[START OF ENTRIES PROVIDED]

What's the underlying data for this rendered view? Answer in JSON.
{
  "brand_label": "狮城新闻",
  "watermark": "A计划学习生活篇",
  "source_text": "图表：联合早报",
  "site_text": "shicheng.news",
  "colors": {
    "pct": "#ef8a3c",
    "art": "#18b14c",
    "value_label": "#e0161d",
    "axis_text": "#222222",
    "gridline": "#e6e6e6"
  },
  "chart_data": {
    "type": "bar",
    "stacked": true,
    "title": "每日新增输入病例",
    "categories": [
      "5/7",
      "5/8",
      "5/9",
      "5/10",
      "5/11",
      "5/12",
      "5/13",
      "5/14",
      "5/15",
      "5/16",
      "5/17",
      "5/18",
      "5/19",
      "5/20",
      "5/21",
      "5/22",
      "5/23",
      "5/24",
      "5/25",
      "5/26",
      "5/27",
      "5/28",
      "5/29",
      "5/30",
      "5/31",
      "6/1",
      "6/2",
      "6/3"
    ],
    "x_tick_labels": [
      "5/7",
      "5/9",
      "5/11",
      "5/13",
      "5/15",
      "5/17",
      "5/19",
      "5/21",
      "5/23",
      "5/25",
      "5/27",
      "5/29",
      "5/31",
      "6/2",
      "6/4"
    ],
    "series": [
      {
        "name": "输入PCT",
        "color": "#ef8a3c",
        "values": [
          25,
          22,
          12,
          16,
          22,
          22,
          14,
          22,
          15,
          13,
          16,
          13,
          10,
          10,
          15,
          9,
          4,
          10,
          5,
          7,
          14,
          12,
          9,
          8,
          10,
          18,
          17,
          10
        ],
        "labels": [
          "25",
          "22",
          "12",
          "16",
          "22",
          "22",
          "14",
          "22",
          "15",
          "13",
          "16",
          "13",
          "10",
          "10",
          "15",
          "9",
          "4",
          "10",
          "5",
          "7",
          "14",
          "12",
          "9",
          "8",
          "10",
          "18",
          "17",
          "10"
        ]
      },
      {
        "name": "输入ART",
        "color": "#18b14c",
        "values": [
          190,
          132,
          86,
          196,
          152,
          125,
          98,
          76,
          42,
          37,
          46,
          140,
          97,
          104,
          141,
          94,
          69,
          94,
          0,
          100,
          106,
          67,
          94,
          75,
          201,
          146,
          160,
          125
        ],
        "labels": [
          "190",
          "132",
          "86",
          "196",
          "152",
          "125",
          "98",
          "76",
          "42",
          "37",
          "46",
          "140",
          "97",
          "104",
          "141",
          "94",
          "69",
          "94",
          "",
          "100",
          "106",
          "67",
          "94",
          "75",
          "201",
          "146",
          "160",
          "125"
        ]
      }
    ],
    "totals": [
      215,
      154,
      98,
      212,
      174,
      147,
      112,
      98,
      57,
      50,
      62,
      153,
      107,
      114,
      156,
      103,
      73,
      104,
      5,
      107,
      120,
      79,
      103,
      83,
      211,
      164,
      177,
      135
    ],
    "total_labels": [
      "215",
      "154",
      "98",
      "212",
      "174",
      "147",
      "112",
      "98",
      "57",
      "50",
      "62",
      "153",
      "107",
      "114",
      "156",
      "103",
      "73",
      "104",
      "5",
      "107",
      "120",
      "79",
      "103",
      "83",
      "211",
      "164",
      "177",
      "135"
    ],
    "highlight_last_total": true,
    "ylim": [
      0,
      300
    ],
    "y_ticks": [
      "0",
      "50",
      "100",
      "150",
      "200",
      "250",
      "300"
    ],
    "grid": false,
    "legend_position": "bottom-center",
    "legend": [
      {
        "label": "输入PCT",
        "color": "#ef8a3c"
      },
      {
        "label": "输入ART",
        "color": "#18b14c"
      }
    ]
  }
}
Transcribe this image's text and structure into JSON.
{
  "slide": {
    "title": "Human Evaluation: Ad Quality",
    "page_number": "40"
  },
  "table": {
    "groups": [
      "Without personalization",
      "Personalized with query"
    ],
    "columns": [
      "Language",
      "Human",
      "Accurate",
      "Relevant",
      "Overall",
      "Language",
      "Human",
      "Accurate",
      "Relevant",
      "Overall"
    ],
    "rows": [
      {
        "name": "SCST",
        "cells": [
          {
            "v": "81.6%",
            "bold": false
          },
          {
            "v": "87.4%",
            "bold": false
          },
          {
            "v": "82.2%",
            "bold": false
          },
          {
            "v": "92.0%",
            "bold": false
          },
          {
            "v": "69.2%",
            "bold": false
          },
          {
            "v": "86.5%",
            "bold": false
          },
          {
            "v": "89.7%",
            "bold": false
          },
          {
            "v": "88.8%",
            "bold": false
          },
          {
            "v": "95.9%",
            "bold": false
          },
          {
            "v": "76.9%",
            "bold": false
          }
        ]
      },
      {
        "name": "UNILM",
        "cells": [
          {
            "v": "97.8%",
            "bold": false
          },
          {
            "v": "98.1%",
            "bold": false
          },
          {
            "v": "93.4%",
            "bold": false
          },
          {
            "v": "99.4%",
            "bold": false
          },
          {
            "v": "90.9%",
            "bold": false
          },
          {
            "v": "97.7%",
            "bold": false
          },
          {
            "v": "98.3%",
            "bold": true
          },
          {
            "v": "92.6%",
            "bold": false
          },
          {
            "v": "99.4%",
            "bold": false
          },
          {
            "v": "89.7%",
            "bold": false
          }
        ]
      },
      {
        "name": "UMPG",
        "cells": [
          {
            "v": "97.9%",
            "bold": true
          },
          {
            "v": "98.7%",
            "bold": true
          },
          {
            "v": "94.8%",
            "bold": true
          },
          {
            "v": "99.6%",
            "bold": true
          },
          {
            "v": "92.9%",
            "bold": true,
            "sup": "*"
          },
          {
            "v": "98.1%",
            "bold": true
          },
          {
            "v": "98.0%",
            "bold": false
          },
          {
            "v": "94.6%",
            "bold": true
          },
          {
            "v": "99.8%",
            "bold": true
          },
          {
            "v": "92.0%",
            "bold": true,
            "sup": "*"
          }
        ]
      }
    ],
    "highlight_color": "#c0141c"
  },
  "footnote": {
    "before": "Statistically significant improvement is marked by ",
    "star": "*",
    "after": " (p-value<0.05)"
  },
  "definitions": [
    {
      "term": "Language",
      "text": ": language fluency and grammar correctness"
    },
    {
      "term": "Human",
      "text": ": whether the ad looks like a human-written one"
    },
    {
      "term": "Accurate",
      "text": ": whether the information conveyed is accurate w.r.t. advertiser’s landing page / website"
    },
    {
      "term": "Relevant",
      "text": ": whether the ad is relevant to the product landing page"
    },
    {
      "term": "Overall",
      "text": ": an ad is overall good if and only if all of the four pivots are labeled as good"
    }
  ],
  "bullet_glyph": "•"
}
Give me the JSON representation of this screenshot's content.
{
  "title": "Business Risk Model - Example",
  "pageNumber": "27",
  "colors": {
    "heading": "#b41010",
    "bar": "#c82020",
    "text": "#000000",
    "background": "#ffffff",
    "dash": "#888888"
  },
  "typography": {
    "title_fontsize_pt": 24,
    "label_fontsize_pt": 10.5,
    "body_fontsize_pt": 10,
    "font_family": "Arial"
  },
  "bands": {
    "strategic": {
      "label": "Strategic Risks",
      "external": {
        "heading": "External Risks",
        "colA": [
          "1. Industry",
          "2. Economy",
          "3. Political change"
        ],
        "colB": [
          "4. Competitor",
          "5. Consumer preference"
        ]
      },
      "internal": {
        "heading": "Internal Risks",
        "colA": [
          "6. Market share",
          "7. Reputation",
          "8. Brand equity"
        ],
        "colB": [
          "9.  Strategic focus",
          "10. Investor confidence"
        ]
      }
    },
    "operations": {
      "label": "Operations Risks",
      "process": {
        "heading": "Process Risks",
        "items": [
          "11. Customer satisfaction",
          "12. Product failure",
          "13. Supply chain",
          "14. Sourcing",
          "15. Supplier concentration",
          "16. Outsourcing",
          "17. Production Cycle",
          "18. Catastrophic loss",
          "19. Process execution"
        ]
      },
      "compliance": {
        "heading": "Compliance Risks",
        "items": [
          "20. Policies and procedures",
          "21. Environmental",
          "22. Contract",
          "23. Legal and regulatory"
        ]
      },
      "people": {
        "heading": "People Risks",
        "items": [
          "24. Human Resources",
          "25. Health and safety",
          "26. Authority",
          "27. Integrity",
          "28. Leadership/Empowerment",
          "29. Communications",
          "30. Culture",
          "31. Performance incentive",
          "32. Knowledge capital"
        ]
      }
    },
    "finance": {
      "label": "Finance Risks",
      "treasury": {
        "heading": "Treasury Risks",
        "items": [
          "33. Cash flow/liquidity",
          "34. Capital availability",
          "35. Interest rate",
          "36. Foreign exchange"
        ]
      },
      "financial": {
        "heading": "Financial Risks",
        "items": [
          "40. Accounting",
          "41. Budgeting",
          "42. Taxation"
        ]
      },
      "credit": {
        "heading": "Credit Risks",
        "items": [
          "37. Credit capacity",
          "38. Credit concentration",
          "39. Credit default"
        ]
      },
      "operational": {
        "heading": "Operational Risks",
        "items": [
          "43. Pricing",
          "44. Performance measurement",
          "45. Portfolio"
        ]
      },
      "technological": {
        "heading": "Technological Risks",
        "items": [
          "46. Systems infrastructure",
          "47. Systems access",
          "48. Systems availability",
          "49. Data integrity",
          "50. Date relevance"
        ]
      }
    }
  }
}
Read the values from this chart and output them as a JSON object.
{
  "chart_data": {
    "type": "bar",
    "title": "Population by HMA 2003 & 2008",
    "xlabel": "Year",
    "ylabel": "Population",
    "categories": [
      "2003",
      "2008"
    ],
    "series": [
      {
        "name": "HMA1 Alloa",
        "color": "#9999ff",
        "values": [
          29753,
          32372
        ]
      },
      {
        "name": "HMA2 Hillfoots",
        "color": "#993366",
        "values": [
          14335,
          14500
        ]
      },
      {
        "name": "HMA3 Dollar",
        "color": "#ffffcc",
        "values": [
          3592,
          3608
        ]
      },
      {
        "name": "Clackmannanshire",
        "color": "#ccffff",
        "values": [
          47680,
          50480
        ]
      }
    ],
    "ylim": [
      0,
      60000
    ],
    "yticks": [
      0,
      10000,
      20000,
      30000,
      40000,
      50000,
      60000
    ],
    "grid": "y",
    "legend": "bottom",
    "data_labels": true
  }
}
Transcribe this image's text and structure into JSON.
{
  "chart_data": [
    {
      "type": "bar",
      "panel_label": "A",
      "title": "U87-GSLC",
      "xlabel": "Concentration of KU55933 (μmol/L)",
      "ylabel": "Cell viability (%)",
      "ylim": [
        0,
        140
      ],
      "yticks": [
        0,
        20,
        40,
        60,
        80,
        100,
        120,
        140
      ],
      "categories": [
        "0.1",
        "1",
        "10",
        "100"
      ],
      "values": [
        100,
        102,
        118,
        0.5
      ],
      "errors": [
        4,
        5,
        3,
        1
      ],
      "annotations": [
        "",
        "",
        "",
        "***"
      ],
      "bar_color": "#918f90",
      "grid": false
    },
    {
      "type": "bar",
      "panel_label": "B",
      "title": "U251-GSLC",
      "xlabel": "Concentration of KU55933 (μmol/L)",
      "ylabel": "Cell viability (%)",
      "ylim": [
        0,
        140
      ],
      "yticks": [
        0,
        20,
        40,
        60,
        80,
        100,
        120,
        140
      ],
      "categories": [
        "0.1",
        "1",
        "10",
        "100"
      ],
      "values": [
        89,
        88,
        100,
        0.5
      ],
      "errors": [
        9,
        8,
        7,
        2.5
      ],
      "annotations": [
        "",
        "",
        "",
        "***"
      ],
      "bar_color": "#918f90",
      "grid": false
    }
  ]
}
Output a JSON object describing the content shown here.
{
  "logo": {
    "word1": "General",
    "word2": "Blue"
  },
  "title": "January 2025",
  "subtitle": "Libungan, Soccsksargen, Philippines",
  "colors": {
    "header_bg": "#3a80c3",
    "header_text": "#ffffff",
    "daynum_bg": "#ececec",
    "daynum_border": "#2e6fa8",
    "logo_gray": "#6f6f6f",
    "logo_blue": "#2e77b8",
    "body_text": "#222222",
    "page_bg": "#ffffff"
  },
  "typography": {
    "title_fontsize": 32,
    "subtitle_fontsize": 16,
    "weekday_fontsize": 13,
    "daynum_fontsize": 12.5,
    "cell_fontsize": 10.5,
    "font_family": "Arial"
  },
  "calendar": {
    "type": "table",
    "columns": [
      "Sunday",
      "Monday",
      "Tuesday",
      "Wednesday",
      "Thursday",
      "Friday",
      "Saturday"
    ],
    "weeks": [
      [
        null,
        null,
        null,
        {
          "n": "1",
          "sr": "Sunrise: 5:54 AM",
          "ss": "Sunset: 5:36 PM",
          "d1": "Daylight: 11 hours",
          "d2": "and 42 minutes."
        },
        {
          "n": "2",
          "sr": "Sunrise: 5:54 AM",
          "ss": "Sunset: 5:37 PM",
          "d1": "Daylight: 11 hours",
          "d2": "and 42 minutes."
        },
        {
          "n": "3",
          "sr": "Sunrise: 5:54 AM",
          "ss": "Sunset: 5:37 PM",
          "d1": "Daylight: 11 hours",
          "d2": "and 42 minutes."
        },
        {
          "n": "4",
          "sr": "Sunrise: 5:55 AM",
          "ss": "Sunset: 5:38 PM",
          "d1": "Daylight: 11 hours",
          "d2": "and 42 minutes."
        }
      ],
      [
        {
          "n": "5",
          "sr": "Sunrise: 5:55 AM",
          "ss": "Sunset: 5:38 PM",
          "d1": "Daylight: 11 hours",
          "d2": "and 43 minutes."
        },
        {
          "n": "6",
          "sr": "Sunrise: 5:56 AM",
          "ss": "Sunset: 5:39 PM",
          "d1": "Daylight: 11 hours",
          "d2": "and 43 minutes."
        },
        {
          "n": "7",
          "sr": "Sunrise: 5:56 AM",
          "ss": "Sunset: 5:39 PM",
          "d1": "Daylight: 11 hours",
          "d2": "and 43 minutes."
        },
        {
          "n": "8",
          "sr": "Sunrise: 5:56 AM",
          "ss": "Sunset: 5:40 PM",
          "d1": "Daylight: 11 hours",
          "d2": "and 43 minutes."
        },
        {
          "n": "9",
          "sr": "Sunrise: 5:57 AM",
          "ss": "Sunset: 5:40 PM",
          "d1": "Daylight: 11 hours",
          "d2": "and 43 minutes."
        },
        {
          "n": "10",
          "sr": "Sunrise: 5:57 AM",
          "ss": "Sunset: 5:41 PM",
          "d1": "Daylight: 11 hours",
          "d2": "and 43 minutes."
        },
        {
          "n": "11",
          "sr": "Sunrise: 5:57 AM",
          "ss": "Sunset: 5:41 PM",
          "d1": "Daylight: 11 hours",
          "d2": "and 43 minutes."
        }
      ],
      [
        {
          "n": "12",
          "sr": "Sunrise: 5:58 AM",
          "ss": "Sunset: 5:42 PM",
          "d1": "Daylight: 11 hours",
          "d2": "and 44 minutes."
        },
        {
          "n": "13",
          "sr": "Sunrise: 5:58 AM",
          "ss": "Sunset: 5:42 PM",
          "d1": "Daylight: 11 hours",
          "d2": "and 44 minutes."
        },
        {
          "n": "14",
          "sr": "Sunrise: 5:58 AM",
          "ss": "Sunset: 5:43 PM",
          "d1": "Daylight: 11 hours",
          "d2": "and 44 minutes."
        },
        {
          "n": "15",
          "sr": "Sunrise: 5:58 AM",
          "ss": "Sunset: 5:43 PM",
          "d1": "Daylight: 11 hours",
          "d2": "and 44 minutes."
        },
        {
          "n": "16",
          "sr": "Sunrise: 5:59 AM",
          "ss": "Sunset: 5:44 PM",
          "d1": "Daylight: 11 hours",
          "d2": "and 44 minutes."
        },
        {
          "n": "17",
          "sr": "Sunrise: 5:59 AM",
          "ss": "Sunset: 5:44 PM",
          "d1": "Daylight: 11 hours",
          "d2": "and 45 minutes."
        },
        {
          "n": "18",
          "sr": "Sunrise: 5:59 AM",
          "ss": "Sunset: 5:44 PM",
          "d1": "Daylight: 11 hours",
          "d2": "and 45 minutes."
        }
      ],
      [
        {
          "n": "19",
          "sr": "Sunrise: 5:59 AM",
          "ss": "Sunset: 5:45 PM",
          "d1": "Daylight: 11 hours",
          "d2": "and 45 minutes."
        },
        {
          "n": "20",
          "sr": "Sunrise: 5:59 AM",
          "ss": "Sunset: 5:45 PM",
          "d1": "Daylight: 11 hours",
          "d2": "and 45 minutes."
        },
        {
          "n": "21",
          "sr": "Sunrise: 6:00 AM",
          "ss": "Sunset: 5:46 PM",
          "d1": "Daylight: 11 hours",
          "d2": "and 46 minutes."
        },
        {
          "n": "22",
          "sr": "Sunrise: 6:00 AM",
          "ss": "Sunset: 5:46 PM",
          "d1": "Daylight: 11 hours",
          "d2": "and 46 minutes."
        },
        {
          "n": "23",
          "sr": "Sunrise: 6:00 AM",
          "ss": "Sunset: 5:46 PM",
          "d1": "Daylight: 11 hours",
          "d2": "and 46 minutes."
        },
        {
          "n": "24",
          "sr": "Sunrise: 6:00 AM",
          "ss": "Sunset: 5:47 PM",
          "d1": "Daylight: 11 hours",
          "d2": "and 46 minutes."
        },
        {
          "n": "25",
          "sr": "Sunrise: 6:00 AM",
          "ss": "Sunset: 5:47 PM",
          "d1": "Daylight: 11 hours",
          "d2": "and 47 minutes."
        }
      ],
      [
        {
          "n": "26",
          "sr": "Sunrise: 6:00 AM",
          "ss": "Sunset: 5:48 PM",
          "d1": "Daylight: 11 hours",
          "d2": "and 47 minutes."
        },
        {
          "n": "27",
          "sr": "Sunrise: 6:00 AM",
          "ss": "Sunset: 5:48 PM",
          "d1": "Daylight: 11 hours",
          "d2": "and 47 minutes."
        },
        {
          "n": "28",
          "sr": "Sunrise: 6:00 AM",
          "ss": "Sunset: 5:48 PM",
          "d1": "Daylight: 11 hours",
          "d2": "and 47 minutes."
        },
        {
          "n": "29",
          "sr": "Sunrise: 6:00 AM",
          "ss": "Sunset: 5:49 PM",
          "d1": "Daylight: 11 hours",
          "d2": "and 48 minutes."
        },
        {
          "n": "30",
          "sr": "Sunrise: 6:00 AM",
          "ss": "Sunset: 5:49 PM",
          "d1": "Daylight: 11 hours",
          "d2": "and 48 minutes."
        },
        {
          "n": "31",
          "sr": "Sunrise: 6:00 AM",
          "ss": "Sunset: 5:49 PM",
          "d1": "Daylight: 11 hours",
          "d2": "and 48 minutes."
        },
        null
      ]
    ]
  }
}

[END OF ENTRIES PROVIDED]

PROBLEM DESCRIPTION: Copy each line of the records that contains the word "availability".

ANSWER BELOW:
          "34. Capital availability",
          "48. Systems availability",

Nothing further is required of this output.